_REQUIRED TASK_
The entire listing is to be repeated verbatim.

··· LISTED RECORDS

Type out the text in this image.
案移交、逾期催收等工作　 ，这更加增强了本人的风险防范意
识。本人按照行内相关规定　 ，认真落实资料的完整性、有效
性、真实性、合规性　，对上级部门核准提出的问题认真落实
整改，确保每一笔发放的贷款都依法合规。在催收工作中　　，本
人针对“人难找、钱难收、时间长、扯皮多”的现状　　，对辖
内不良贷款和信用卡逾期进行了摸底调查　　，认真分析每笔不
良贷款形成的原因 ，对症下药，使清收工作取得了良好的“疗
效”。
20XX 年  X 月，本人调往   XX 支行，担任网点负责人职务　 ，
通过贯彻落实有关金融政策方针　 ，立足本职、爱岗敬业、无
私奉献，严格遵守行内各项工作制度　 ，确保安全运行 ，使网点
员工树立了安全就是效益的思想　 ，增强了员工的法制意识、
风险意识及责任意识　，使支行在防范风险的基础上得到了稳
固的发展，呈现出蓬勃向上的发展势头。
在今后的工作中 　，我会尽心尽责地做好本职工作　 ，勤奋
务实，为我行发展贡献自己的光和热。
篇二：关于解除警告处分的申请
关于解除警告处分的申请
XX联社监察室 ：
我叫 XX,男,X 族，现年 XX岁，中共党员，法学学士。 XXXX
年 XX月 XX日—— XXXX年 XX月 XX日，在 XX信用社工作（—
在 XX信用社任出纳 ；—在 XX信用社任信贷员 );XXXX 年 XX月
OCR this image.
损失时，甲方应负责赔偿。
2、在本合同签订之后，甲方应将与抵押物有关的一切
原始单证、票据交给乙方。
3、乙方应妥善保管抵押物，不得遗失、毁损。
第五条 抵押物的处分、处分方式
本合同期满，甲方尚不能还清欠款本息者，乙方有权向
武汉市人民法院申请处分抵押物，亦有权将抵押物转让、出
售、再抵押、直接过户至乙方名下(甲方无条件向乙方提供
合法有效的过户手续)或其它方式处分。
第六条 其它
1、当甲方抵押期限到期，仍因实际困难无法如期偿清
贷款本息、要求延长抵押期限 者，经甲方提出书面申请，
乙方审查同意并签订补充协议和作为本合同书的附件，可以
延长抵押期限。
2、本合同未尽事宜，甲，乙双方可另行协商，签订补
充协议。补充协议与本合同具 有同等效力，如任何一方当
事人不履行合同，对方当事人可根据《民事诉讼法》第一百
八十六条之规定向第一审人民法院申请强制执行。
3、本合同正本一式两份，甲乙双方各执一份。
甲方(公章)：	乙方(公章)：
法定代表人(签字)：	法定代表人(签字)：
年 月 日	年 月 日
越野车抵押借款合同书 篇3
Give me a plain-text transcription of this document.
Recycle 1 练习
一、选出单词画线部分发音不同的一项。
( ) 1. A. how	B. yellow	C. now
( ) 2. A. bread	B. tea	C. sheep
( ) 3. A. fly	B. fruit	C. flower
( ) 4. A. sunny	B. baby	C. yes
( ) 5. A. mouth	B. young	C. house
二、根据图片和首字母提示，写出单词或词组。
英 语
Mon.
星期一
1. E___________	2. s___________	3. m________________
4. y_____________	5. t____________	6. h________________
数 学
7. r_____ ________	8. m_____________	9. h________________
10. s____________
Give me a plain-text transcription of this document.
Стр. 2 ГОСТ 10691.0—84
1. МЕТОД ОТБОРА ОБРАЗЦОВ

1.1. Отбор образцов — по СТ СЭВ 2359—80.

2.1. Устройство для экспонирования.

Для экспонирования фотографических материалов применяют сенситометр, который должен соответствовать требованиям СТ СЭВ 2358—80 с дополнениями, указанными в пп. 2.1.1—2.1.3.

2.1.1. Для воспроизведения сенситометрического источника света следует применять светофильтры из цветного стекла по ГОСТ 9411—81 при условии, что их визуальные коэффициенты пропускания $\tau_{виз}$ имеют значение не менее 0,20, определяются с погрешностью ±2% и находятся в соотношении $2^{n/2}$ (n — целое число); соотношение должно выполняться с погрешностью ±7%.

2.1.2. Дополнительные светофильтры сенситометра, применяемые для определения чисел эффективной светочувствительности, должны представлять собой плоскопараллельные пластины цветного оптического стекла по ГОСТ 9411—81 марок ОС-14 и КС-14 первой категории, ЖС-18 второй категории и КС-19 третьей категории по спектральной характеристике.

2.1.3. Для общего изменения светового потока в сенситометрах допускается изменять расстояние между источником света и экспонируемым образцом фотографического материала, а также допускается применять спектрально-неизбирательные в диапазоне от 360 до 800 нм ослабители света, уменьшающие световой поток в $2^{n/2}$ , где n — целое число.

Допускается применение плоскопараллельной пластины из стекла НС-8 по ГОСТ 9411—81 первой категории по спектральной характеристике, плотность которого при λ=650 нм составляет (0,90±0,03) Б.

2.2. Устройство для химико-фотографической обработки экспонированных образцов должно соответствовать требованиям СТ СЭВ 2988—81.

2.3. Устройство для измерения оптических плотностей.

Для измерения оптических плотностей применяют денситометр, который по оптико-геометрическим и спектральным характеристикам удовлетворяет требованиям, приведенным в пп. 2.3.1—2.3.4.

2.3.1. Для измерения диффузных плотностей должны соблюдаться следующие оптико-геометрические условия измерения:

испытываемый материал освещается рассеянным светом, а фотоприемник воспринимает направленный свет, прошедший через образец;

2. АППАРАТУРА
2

······

_COMPLETE RESPONSE_
Type out the text in this image.
案移交、逾期催收等工作　 ，这更加增强了本人的风险防范意
识。本人按照行内相关规定　 ，认真落实资料的完整性、有效
性、真实性、合规性　，对上级部门核准提出的问题认真落实
整改，确保每一笔发放的贷款都依法合规。在催收工作中　　，本
人针对“人难找、钱难收、时间长、扯皮多”的现状　　，对辖
内不良贷款和信用卡逾期进行了摸底调查　　，认真分析每笔不
良贷款形成的原因 ，对症下药，使清收工作取得了良好的“疗
效”。
20XX 年  X 月，本人调往   XX 支行，担任网点负责人职务　 ，
通过贯彻落实有关金融政策方针　 ，立足本职、爱岗敬业、无
私奉献，严格遵守行内各项工作制度　 ，确保安全运行 ，使网点
员工树立了安全就是效益的思想　 ，增强了员工的法制意识、
风险意识及责任意识　，使支行在防范风险的基础上得到了稳
固的发展，呈现出蓬勃向上的发展势头。
在今后的工作中 　，我会尽心尽责地做好本职工作　 ，勤奋
务实，为我行发展贡献自己的光和热。
篇二：关于解除警告处分的申请
关于解除警告处分的申请
XX联社监察室 ：
我叫 XX,男,X 族，现年 XX岁，中共党员，法学学士。 XXXX
年 XX月 XX日—— XXXX年 XX月 XX日，在 XX信用社工作（—
在 XX信用社任出纳 ；—在 XX信用社任信贷员 );XXXX 年 XX月
OCR this image.
损失时，甲方应负责赔偿。
2、在本合同签订之后，甲方应将与抵押物有关的一切
原始单证、票据交给乙方。
3、乙方应妥善保管抵押物，不得遗失、毁损。
第五条 抵押物的处分、处分方式
本合同期满，甲方尚不能还清欠款本息者，乙方有权向
武汉市人民法院申请处分抵押物，亦有权将抵押物转让、出
售、再抵押、直接过户至乙方名下(甲方无条件向乙方提供
合法有效的过户手续)或其它方式处分。
第六条 其它
1、当甲方抵押期限到期，仍因实际困难无法如期偿清
贷款本息、要求延长抵押期限 者，经甲方提出书面申请，
乙方审查同意并签订补充协议和作为本合同书的附件，可以
延长抵押期限。
2、本合同未尽事宜，甲，乙双方可另行协商，签订补
充协议。补充协议与本合同具 有同等效力，如任何一方当
事人不履行合同，对方当事人可根据《民事诉讼法》第一百
八十六条之规定向第一审人民法院申请强制执行。
3、本合同正本一式两份，甲乙双方各执一份。
甲方(公章)：	乙方(公章)：
法定代表人(签字)：	法定代表人(签字)：
年 月 日	年 月 日
越野车抵押借款合同书 篇3
Give me a plain-text transcription of this document.
Recycle 1 练习
一、选出单词画线部分发音不同的一项。
( ) 1. A. how	B. yellow	C. now
( ) 2. A. bread	B. tea	C. sheep
( ) 3. A. fly	B. fruit	C. flower
( ) 4. A. sunny	B. baby	C. yes
( ) 5. A. mouth	B. young	C. house
二、根据图片和首字母提示，写出单词或词组。
英 语
Mon.
星期一
1. E___________	2. s___________	3. m________________
4. y_____________	5. t____________	6. h________________
数 学
7. r_____ ________	8. m_____________	9. h________________
10. s____________
Give me a plain-text transcription of this document.
Стр. 2 ГОСТ 10691.0—84
1. МЕТОД ОТБОРА ОБРАЗЦОВ

1.1. Отбор образцов — по СТ СЭВ 2359—80.

2.1. Устройство для экспонирования.

Для экспонирования фотографических материалов применяют сенситометр, который должен соответствовать требованиям СТ СЭВ 2358—80 с дополнениями, указанными в пп. 2.1.1—2.1.3.

2.1.1. Для воспроизведения сенситометрического источника света следует применять светофильтры из цветного стекла по ГОСТ 9411—81 при условии, что их визуальные коэффициенты пропускания $\tau_{виз}$ имеют значение не менее 0,20, определяются с погрешностью ±2% и находятся в соотношении $2^{n/2}$ (n — целое число); соотношение должно выполняться с погрешностью ±7%.

2.1.2. Дополнительные светофильтры сенситометра, применяемые для определения чисел эффективной светочувствительности, должны представлять собой плоскопараллельные пластины цветного оптического стекла по ГОСТ 9411—81 марок ОС-14 и КС-14 первой категории, ЖС-18 второй категории и КС-19 третьей категории по спектральной характеристике.

2.1.3. Для общего изменения светового потока в сенситометрах допускается изменять расстояние между источником света и экспонируемым образцом фотографического материала, а также допускается применять спектрально-неизбирательные в диапазоне от 360 до 800 нм ослабители света, уменьшающие световой поток в $2^{n/2}$ , где n — целое число.

Допускается применение плоскопараллельной пластины из стекла НС-8 по ГОСТ 9411—81 первой категории по спектральной характеристике, плотность которого при λ=650 нм составляет (0,90±0,03) Б.

2.2. Устройство для химико-фотографической обработки экспонированных образцов должно соответствовать требованиям СТ СЭВ 2988—81.

2.3. Устройство для измерения оптических плотностей.

Для измерения оптических плотностей применяют денситометр, который по оптико-геометрическим и спектральным характеристикам удовлетворяет требованиям, приведенным в пп. 2.3.1—2.3.4.

2.3.1. Для измерения диффузных плотностей должны соблюдаться следующие оптико-геометрические условия измерения:

испытываемый материал освещается рассеянным светом, а фотоприемник воспринимает направленный свет, прошедший через образец;

2. АППАРАТУРА
2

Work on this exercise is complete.